AIM: Write out every single entry exactly.

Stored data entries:
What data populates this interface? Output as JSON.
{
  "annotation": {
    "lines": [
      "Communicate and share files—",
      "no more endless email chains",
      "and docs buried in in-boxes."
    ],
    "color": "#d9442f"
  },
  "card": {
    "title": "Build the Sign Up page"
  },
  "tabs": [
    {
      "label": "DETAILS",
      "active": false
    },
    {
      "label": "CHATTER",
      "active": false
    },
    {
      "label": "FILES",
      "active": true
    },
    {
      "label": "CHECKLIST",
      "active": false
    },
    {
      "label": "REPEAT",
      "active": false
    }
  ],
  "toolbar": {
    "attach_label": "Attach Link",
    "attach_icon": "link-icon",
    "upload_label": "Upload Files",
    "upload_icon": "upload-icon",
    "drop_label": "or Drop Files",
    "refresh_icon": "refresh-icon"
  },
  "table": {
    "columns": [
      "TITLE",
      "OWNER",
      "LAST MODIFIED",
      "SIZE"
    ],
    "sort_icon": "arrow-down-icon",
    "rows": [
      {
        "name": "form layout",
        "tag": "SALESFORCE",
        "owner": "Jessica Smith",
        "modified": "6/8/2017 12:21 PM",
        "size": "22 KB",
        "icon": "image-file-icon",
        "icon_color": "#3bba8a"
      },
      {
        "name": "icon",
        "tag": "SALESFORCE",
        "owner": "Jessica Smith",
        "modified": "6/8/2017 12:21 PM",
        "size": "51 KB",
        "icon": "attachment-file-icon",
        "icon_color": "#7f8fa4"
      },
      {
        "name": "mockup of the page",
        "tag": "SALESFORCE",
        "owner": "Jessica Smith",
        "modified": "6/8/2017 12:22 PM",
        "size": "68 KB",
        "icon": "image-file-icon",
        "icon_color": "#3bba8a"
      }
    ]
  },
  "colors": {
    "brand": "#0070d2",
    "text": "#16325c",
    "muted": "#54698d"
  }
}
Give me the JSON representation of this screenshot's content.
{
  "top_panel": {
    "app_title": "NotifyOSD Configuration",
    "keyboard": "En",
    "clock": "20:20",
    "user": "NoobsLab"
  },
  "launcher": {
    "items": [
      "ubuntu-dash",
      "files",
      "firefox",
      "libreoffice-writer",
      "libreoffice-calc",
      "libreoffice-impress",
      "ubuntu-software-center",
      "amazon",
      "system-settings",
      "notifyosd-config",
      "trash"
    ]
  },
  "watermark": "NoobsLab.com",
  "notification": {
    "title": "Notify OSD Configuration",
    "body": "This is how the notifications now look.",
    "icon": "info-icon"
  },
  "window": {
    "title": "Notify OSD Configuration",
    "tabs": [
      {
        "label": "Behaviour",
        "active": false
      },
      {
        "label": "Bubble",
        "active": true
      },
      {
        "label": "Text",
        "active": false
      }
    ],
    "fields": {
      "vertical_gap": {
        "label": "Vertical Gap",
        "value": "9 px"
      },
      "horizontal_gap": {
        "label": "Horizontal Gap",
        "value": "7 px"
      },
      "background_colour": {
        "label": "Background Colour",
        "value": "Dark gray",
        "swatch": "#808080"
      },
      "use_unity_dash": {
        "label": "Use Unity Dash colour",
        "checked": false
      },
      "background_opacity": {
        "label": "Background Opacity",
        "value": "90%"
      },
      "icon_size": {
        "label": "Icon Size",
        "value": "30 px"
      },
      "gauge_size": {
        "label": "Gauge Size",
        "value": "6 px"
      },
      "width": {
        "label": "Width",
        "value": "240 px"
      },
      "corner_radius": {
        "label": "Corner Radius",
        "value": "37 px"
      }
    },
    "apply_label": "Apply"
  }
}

THE RESPONSE:
What data populates this interface? Output as JSON.
{
  "annotation": {
    "lines": [
      "Communicate and share files—",
      "no more endless email chains",
      "and docs buried in in-boxes."
    ],
    "color": "#d9442f"
  },
  "card": {
    "title": "Build the Sign Up page"
  },
  "tabs": [
    {
      "label": "DETAILS",
      "active": false
    },
    {
      "label": "CHATTER",
      "active": false
    },
    {
      "label": "FILES",
      "active": true
    },
    {
      "label": "CHECKLIST",
      "active": false
    },
    {
      "label": "REPEAT",
      "active": false
    }
  ],
  "toolbar": {
    "attach_label": "Attach Link",
    "attach_icon": "link-icon",
    "upload_label": "Upload Files",
    "upload_icon": "upload-icon",
    "drop_label": "or Drop Files",
    "refresh_icon": "refresh-icon"
  },
  "table": {
    "columns": [
      "TITLE",
      "OWNER",
      "LAST MODIFIED",
      "SIZE"
    ],
    "sort_icon": "arrow-down-icon",
    "rows": [
      {
        "name": "form layout",
        "tag": "SALESFORCE",
        "owner": "Jessica Smith",
        "modified": "6/8/2017 12:21 PM",
        "size": "22 KB",
        "icon": "image-file-icon",
        "icon_color": "#3bba8a"
      },
      {
        "name": "icon",
        "tag": "SALESFORCE",
        "owner": "Jessica Smith",
        "modified": "6/8/2017 12:21 PM",
        "size": "51 KB",
        "icon": "attachment-file-icon",
        "icon_color": "#7f8fa4"
      },
      {
        "name": "mockup of the page",
        "tag": "SALESFORCE",
        "owner": "Jessica Smith",
        "modified": "6/8/2017 12:22 PM",
        "size": "68 KB",
        "icon": "image-file-icon",
        "icon_color": "#3bba8a"
      }
    ]
  },
  "colors": {
    "brand": "#0070d2",
    "text": "#16325c",
    "muted": "#54698d"
  }
}
Give me the JSON representation of this screenshot's content.
{
  "top_panel": {
    "app_title": "NotifyOSD Configuration",
    "keyboard": "En",
    "clock": "20:20",
    "user": "NoobsLab"
  },
  "launcher": {
    "items": [
      "ubuntu-dash",
      "files",
      "firefox",
      "libreoffice-writer",
      "libreoffice-calc",
      "libreoffice-impress",
      "ubuntu-software-center",
      "amazon",
      "system-settings",
      "notifyosd-config",
      "trash"
    ]
  },
  "watermark": "NoobsLab.com",
  "notification": {
    "title": "Notify OSD Configuration",
    "body": "This is how the notifications now look.",
    "icon": "info-icon"
  },
  "window": {
    "title": "Notify OSD Configuration",
    "tabs": [
      {
        "label": "Behaviour",
        "active": false
      },
      {
        "label": "Bubble",
        "active": true
      },
      {
        "label": "Text",
        "active": false
      }
    ],
    "fields": {
      "vertical_gap": {
        "label": "Vertical Gap",
        "value": "9 px"
      },
      "horizontal_gap": {
        "label": "Horizontal Gap",
        "value": "7 px"
      },
      "background_colour": {
        "label": "Background Colour",
        "value": "Dark gray",
        "swatch": "#808080"
      },
      "use_unity_dash": {
        "label": "Use Unity Dash colour",
        "checked": false
      },
      "background_opacity": {
        "label": "Background Opacity",
        "value": "90%"
      },
      "icon_size": {
        "label": "Icon Size",
        "value": "30 px"
      },
      "gauge_size": {
        "label": "Gauge Size",
        "value": "6 px"
      },
      "width": {
        "label": "Width",
        "value": "240 px"
      },
      "corner_radius": {
        "label": "Corner Radius",
        "value": "37 px"
      }
    },
    "apply_label": "Apply"
  }
}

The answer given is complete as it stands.